● **Problem description**: Quote the records that follow in full, leaving the pictures out.

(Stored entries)
▼▼▼

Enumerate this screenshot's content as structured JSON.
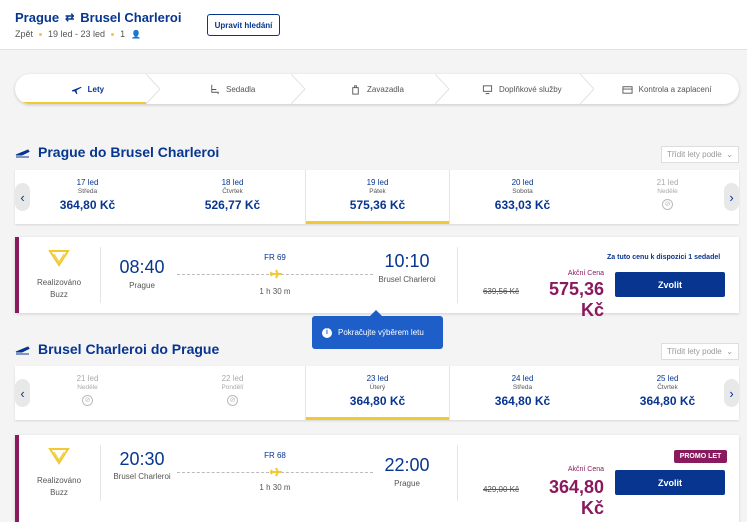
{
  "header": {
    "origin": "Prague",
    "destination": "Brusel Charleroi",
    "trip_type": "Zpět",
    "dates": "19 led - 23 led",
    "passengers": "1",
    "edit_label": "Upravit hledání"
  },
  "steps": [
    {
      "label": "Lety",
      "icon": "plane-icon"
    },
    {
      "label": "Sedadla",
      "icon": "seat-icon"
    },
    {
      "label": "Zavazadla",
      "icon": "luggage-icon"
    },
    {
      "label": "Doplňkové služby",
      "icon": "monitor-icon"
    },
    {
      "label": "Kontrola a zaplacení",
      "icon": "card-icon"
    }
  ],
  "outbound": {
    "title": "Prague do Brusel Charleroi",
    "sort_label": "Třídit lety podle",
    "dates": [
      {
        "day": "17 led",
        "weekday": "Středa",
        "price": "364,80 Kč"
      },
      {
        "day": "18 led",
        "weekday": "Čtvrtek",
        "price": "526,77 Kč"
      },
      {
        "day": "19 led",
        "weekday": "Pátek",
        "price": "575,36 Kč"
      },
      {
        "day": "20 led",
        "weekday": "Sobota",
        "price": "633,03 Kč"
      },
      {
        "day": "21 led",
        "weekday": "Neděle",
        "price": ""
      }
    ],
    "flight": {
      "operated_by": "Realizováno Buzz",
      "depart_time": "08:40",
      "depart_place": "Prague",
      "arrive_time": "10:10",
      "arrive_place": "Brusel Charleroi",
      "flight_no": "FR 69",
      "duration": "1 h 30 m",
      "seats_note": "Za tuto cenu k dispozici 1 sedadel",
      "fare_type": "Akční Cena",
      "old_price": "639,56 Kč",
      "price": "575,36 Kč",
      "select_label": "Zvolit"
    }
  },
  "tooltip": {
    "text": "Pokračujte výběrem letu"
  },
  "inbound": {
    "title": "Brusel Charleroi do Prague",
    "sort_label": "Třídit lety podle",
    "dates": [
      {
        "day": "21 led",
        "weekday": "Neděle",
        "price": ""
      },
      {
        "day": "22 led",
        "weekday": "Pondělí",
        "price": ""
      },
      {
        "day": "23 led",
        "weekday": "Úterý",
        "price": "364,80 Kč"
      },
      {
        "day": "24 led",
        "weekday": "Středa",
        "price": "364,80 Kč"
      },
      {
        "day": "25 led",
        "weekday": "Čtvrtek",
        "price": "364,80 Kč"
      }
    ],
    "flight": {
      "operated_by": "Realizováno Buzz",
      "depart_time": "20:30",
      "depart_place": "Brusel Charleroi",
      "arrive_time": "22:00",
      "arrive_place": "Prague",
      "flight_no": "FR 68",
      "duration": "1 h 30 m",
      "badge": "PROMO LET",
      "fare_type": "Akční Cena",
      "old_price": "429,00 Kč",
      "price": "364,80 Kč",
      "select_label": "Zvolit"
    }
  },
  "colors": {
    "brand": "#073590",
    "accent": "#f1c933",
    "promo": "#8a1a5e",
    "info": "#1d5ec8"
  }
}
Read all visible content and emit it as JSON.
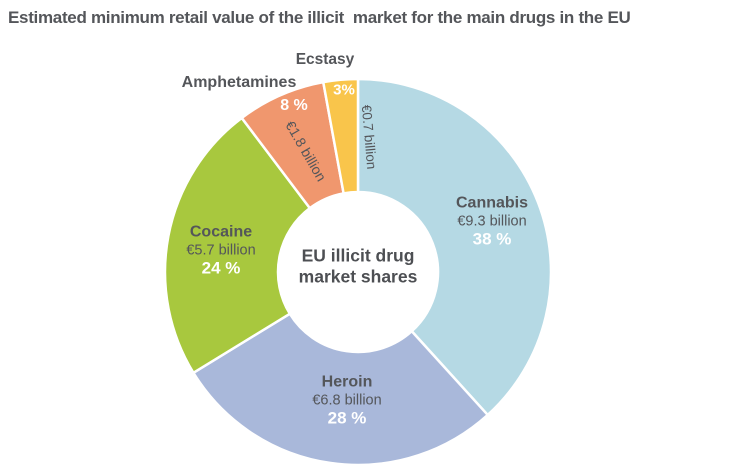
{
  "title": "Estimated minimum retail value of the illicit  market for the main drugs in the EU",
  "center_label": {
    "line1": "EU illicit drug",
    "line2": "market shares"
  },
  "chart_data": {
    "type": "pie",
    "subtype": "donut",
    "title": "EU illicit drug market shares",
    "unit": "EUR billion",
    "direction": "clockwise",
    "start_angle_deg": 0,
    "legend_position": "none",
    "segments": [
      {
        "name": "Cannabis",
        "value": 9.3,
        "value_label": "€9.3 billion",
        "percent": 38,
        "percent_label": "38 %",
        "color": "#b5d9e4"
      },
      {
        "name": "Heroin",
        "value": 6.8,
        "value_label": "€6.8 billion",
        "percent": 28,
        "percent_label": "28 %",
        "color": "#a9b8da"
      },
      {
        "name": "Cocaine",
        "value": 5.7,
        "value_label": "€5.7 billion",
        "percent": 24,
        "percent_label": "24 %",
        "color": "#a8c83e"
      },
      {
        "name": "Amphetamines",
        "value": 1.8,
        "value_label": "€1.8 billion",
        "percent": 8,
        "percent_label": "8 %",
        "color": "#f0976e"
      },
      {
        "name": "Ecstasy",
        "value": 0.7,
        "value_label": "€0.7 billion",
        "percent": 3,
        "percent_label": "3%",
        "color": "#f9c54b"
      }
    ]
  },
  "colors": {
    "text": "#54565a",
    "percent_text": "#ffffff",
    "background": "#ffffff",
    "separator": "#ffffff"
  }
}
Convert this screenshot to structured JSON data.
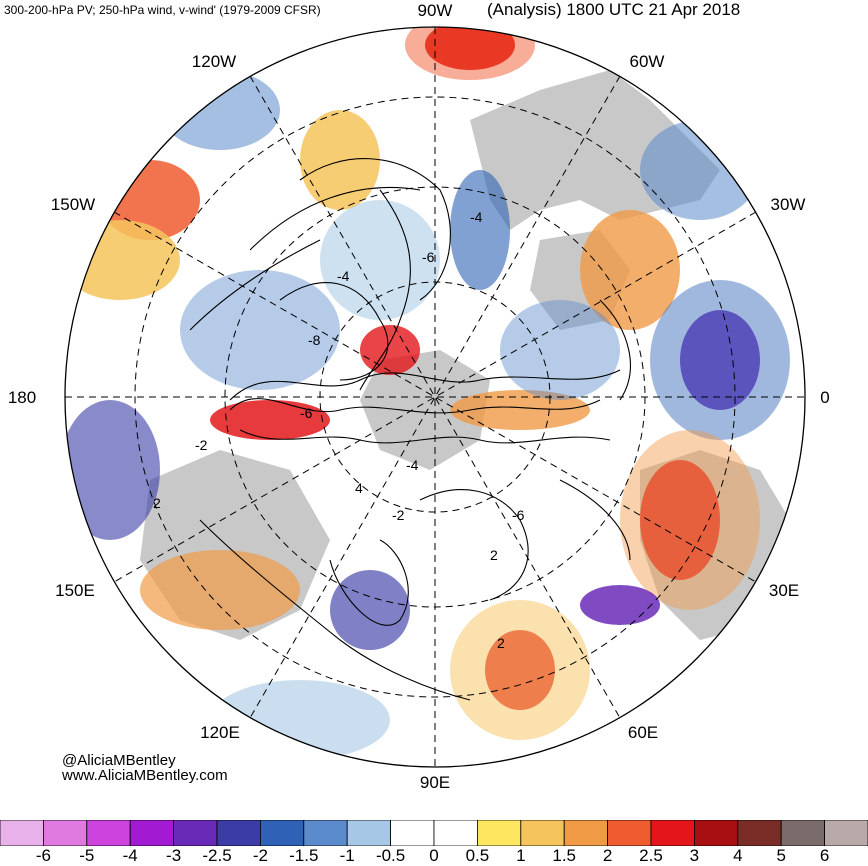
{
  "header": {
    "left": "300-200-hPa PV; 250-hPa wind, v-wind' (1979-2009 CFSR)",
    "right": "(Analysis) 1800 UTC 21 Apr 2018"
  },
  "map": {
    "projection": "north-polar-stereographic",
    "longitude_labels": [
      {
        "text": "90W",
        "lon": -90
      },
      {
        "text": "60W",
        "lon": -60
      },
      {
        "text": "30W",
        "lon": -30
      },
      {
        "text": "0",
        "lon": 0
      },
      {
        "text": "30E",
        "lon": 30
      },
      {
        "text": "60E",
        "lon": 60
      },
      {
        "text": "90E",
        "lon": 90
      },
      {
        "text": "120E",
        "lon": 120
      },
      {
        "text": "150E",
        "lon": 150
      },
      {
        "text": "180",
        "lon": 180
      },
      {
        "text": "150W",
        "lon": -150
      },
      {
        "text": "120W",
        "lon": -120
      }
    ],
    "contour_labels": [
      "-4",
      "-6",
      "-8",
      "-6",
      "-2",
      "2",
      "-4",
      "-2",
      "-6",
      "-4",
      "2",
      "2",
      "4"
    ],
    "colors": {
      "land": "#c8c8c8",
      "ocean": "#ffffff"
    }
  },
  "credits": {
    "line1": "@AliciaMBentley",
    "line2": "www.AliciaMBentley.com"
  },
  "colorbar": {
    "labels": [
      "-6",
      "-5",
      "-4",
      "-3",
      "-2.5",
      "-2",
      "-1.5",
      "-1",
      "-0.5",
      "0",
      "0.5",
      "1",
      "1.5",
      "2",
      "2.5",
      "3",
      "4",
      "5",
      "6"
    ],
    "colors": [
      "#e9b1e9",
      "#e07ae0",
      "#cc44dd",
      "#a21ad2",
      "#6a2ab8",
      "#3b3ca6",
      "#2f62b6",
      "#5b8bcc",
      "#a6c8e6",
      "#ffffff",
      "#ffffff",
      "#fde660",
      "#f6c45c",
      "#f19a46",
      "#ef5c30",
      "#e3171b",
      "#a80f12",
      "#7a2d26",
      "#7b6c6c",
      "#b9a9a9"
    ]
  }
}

▲▲▲

● **Result of this task**:
Enumerate this screenshot's content as structured JSON.
{
  "header": {
    "origin": "Prague",
    "destination": "Brusel Charleroi",
    "trip_type": "Zpět",
    "dates": "19 led - 23 led",
    "passengers": "1",
    "edit_label": "Upravit hledání"
  },
  "steps": [
    {
      "label": "Lety",
      "icon": "plane-icon"
    },
    {
      "label": "Sedadla",
      "icon": "seat-icon"
    },
    {
      "label": "Zavazadla",
      "icon": "luggage-icon"
    },
    {
      "label": "Doplňkové služby",
      "icon": "monitor-icon"
    },
    {
      "label": "Kontrola a zaplacení",
      "icon": "card-icon"
    }
  ],
  "outbound": {
    "title": "Prague do Brusel Charleroi",
    "sort_label": "Třídit lety podle",
    "dates": [
      {
        "day": "17 led",
        "weekday": "Středa",
        "price": "364,80 Kč"
      },
      {
        "day": "18 led",
        "weekday": "Čtvrtek",
        "price": "526,77 Kč"
      },
      {
        "day": "19 led",
        "weekday": "Pátek",
        "price": "575,36 Kč"
      },
      {
        "day": "20 led",
        "weekday": "Sobota",
        "price": "633,03 Kč"
      },
      {
        "day": "21 led",
        "weekday": "Neděle",
        "price": ""
      }
    ],
    "flight": {
      "operated_by": "Realizováno Buzz",
      "depart_time": "08:40",
      "depart_place": "Prague",
      "arrive_time": "10:10",
      "arrive_place": "Brusel Charleroi",
      "flight_no": "FR 69",
      "duration": "1 h 30 m",
      "seats_note": "Za tuto cenu k dispozici 1 sedadel",
      "fare_type": "Akční Cena",
      "old_price": "639,56 Kč",
      "price": "575,36 Kč",
      "select_label": "Zvolit"
    }
  },
  "tooltip": {
    "text": "Pokračujte výběrem letu"
  },
  "inbound": {
    "title": "Brusel Charleroi do Prague",
    "sort_label": "Třídit lety podle",
    "dates": [
      {
        "day": "21 led",
        "weekday": "Neděle",
        "price": ""
      },
      {
        "day": "22 led",
        "weekday": "Pondělí",
        "price": ""
      },
      {
        "day": "23 led",
        "weekday": "Úterý",
        "price": "364,80 Kč"
      },
      {
        "day": "24 led",
        "weekday": "Středa",
        "price": "364,80 Kč"
      },
      {
        "day": "25 led",
        "weekday": "Čtvrtek",
        "price": "364,80 Kč"
      }
    ],
    "flight": {
      "operated_by": "Realizováno Buzz",
      "depart_time": "20:30",
      "depart_place": "Brusel Charleroi",
      "arrive_time": "22:00",
      "arrive_place": "Prague",
      "flight_no": "FR 68",
      "duration": "1 h 30 m",
      "badge": "PROMO LET",
      "fare_type": "Akční Cena",
      "old_price": "429,00 Kč",
      "price": "364,80 Kč",
      "select_label": "Zvolit"
    }
  },
  "colors": {
    "brand": "#073590",
    "accent": "#f1c933",
    "promo": "#8a1a5e",
    "info": "#1d5ec8"
  }
}
Read all visible content and emit it as JSON.
{
  "title": "Estimated minimum retail value of the illicit  market for the main drugs in the EU",
  "center_label": {
    "line1": "EU illicit drug",
    "line2": "market shares"
  },
  "chart_data": {
    "type": "pie",
    "subtype": "donut",
    "title": "EU illicit drug market shares",
    "unit": "EUR billion",
    "direction": "clockwise",
    "start_angle_deg": 0,
    "legend_position": "none",
    "segments": [
      {
        "name": "Cannabis",
        "value": 9.3,
        "value_label": "€9.3 billion",
        "percent": 38,
        "percent_label": "38 %",
        "color": "#b5d9e4"
      },
      {
        "name": "Heroin",
        "value": 6.8,
        "value_label": "€6.8 billion",
        "percent": 28,
        "percent_label": "28 %",
        "color": "#a9b8da"
      },
      {
        "name": "Cocaine",
        "value": 5.7,
        "value_label": "€5.7 billion",
        "percent": 24,
        "percent_label": "24 %",
        "color": "#a8c83e"
      },
      {
        "name": "Amphetamines",
        "value": 1.8,
        "value_label": "€1.8 billion",
        "percent": 8,
        "percent_label": "8 %",
        "color": "#f0976e"
      },
      {
        "name": "Ecstasy",
        "value": 0.7,
        "value_label": "€0.7 billion",
        "percent": 3,
        "percent_label": "3%",
        "color": "#f9c54b"
      }
    ]
  },
  "colors": {
    "text": "#54565a",
    "percent_text": "#ffffff",
    "background": "#ffffff",
    "separator": "#ffffff"
  }
}
Convert this screenshot to structured JSON data.
{
  "header": {
    "left": "300-200-hPa PV; 250-hPa wind, v-wind' (1979-2009 CFSR)",
    "right": "(Analysis) 1800 UTC 21 Apr 2018"
  },
  "map": {
    "projection": "north-polar-stereographic",
    "longitude_labels": [
      {
        "text": "90W",
        "lon": -90
      },
      {
        "text": "60W",
        "lon": -60
      },
      {
        "text": "30W",
        "lon": -30
      },
      {
        "text": "0",
        "lon": 0
      },
      {
        "text": "30E",
        "lon": 30
      },
      {
        "text": "60E",
        "lon": 60
      },
      {
        "text": "90E",
        "lon": 90
      },
      {
        "text": "120E",
        "lon": 120
      },
      {
        "text": "150E",
        "lon": 150
      },
      {
        "text": "180",
        "lon": 180
      },
      {
        "text": "150W",
        "lon": -150
      },
      {
        "text": "120W",
        "lon": -120
      }
    ],
    "contour_labels": [
      "-4",
      "-6",
      "-8",
      "-6",
      "-2",
      "2",
      "-4",
      "-2",
      "-6",
      "-4",
      "2",
      "2",
      "4"
    ],
    "colors": {
      "land": "#c8c8c8",
      "ocean": "#ffffff"
    }
  },
  "credits": {
    "line1": "@AliciaMBentley",
    "line2": "www.AliciaMBentley.com"
  },
  "colorbar": {
    "labels": [
      "-6",
      "-5",
      "-4",
      "-3",
      "-2.5",
      "-2",
      "-1.5",
      "-1",
      "-0.5",
      "0",
      "0.5",
      "1",
      "1.5",
      "2",
      "2.5",
      "3",
      "4",
      "5",
      "6"
    ],
    "colors": [
      "#e9b1e9",
      "#e07ae0",
      "#cc44dd",
      "#a21ad2",
      "#6a2ab8",
      "#3b3ca6",
      "#2f62b6",
      "#5b8bcc",
      "#a6c8e6",
      "#ffffff",
      "#ffffff",
      "#fde660",
      "#f6c45c",
      "#f19a46",
      "#ef5c30",
      "#e3171b",
      "#a80f12",
      "#7a2d26",
      "#7b6c6c",
      "#b9a9a9"
    ]
  }
}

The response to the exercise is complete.